* Problem to work on
With the pictures omitted, write out the entries that follow exactly as they stand.

* Provided information
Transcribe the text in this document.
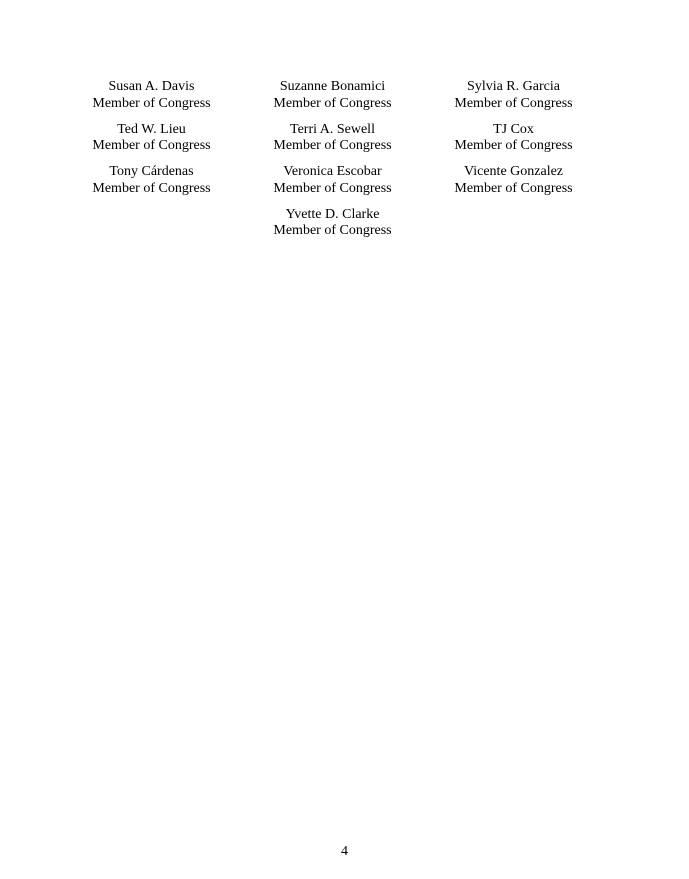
Susan A. Davis
Member of Congress
Suzanne Bonamici
Member of Congress
Sylvia R. Garcia
Member of Congress
Ted W. Lieu
Member of Congress
Terri A. Sewell
Member of Congress
TJ Cox
Member of Congress
Tony Cárdenas
Member of Congress
Veronica Escobar
Member of Congress
Vicente Gonzalez
Member of Congress
Yvette D. Clarke
Member of Congress
4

* Correct answer
Transcribe the text in this document.
Susan A. Davis
Member of Congress
Suzanne Bonamici
Member of Congress
Sylvia R. Garcia
Member of Congress
Ted W. Lieu
Member of Congress
Terri A. Sewell
Member of Congress
TJ Cox
Member of Congress
Tony Cárdenas
Member of Congress
Veronica Escobar
Member of Congress
Vicente Gonzalez
Member of Congress
Yvette D. Clarke
Member of Congress
4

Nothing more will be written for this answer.